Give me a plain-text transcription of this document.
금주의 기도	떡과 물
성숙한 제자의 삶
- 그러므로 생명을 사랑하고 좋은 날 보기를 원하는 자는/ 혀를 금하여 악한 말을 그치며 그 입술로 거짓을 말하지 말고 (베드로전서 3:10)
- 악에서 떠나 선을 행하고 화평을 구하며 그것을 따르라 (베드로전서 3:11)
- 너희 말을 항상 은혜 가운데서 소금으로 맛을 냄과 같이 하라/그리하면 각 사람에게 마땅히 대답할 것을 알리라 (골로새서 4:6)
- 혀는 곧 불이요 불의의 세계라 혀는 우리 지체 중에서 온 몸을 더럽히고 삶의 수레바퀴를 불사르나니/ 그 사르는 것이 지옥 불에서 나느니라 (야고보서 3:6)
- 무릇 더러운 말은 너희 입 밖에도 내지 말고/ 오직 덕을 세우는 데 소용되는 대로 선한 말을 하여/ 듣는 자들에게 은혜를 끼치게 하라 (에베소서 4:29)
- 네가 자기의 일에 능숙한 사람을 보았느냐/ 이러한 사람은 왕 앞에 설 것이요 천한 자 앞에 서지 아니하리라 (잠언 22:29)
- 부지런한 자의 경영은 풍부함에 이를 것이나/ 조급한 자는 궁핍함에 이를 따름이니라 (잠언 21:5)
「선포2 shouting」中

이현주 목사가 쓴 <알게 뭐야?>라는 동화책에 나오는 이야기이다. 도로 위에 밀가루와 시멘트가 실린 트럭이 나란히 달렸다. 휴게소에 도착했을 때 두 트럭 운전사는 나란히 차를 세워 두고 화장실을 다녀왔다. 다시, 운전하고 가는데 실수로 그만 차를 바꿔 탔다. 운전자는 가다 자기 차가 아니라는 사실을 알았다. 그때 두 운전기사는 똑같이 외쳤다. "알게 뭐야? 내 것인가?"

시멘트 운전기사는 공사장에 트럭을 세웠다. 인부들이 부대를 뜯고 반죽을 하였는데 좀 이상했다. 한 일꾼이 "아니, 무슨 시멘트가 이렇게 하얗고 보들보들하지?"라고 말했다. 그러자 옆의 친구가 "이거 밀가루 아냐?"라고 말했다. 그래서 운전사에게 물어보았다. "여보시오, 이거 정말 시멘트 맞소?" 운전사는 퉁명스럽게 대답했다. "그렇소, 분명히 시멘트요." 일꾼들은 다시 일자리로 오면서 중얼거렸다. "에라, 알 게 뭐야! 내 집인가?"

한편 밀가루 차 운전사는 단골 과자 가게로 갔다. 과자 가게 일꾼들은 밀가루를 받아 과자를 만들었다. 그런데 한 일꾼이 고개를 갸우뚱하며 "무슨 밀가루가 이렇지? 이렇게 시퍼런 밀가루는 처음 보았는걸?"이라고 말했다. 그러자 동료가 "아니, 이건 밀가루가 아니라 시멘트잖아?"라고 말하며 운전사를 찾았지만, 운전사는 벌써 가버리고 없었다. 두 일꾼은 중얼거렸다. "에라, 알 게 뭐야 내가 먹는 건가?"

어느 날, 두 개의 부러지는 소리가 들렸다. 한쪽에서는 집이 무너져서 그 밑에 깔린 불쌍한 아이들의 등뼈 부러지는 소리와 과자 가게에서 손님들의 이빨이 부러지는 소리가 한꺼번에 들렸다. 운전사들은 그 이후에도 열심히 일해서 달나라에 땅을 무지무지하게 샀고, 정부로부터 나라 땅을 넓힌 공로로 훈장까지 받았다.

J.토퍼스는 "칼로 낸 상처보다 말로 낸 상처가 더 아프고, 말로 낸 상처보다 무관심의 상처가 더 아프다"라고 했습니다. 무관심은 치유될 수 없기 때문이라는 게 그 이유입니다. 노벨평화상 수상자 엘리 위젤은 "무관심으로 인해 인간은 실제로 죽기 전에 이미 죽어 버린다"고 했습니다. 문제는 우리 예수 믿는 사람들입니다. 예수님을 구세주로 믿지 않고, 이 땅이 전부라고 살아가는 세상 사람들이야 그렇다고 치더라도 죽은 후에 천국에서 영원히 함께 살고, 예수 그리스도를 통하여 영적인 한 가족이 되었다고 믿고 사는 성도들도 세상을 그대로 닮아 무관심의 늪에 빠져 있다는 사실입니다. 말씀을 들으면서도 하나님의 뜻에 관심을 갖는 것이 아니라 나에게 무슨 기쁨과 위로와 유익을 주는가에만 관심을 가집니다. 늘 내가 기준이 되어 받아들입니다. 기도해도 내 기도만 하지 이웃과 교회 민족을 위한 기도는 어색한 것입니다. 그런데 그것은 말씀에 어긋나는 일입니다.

_ _ _ _ _

GOAL - Transcribe each record exactly. Leave nothing out.

SOLVED PROBLEM -
Give me a plain-text transcription of this document.
금주의 기도	떡과 물
성숙한 제자의 삶
- 그러므로 생명을 사랑하고 좋은 날 보기를 원하는 자는/ 혀를 금하여 악한 말을 그치며 그 입술로 거짓을 말하지 말고 (베드로전서 3:10)
- 악에서 떠나 선을 행하고 화평을 구하며 그것을 따르라 (베드로전서 3:11)
- 너희 말을 항상 은혜 가운데서 소금으로 맛을 냄과 같이 하라/그리하면 각 사람에게 마땅히 대답할 것을 알리라 (골로새서 4:6)
- 혀는 곧 불이요 불의의 세계라 혀는 우리 지체 중에서 온 몸을 더럽히고 삶의 수레바퀴를 불사르나니/ 그 사르는 것이 지옥 불에서 나느니라 (야고보서 3:6)
- 무릇 더러운 말은 너희 입 밖에도 내지 말고/ 오직 덕을 세우는 데 소용되는 대로 선한 말을 하여/ 듣는 자들에게 은혜를 끼치게 하라 (에베소서 4:29)
- 네가 자기의 일에 능숙한 사람을 보았느냐/ 이러한 사람은 왕 앞에 설 것이요 천한 자 앞에 서지 아니하리라 (잠언 22:29)
- 부지런한 자의 경영은 풍부함에 이를 것이나/ 조급한 자는 궁핍함에 이를 따름이니라 (잠언 21:5)
「선포2 shouting」中

이현주 목사가 쓴 <알게 뭐야?>라는 동화책에 나오는 이야기이다. 도로 위에 밀가루와 시멘트가 실린 트럭이 나란히 달렸다. 휴게소에 도착했을 때 두 트럭 운전사는 나란히 차를 세워 두고 화장실을 다녀왔다. 다시, 운전하고 가는데 실수로 그만 차를 바꿔 탔다. 운전자는 가다 자기 차가 아니라는 사실을 알았다. 그때 두 운전기사는 똑같이 외쳤다. "알게 뭐야? 내 것인가?"

시멘트 운전기사는 공사장에 트럭을 세웠다. 인부들이 부대를 뜯고 반죽을 하였는데 좀 이상했다. 한 일꾼이 "아니, 무슨 시멘트가 이렇게 하얗고 보들보들하지?"라고 말했다. 그러자 옆의 친구가 "이거 밀가루 아냐?"라고 말했다. 그래서 운전사에게 물어보았다. "여보시오, 이거 정말 시멘트 맞소?" 운전사는 퉁명스럽게 대답했다. "그렇소, 분명히 시멘트요." 일꾼들은 다시 일자리로 오면서 중얼거렸다. "에라, 알 게 뭐야! 내 집인가?"

한편 밀가루 차 운전사는 단골 과자 가게로 갔다. 과자 가게 일꾼들은 밀가루를 받아 과자를 만들었다. 그런데 한 일꾼이 고개를 갸우뚱하며 "무슨 밀가루가 이렇지? 이렇게 시퍼런 밀가루는 처음 보았는걸?"이라고 말했다. 그러자 동료가 "아니, 이건 밀가루가 아니라 시멘트잖아?"라고 말하며 운전사를 찾았지만, 운전사는 벌써 가버리고 없었다. 두 일꾼은 중얼거렸다. "에라, 알 게 뭐야 내가 먹는 건가?"

어느 날, 두 개의 부러지는 소리가 들렸다. 한쪽에서는 집이 무너져서 그 밑에 깔린 불쌍한 아이들의 등뼈 부러지는 소리와 과자 가게에서 손님들의 이빨이 부러지는 소리가 한꺼번에 들렸다. 운전사들은 그 이후에도 열심히 일해서 달나라에 땅을 무지무지하게 샀고, 정부로부터 나라 땅을 넓힌 공로로 훈장까지 받았다.

J.토퍼스는 "칼로 낸 상처보다 말로 낸 상처가 더 아프고, 말로 낸 상처보다 무관심의 상처가 더 아프다"라고 했습니다. 무관심은 치유될 수 없기 때문이라는 게 그 이유입니다. 노벨평화상 수상자 엘리 위젤은 "무관심으로 인해 인간은 실제로 죽기 전에 이미 죽어 버린다"고 했습니다. 문제는 우리 예수 믿는 사람들입니다. 예수님을 구세주로 믿지 않고, 이 땅이 전부라고 살아가는 세상 사람들이야 그렇다고 치더라도 죽은 후에 천국에서 영원히 함께 살고, 예수 그리스도를 통하여 영적인 한 가족이 되었다고 믿고 사는 성도들도 세상을 그대로 닮아 무관심의 늪에 빠져 있다는 사실입니다. 말씀을 들으면서도 하나님의 뜻에 관심을 갖는 것이 아니라 나에게 무슨 기쁨과 위로와 유익을 주는가에만 관심을 가집니다. 늘 내가 기준이 되어 받아들입니다. 기도해도 내 기도만 하지 이웃과 교회 민족을 위한 기도는 어색한 것입니다. 그런데 그것은 말씀에 어긋나는 일입니다.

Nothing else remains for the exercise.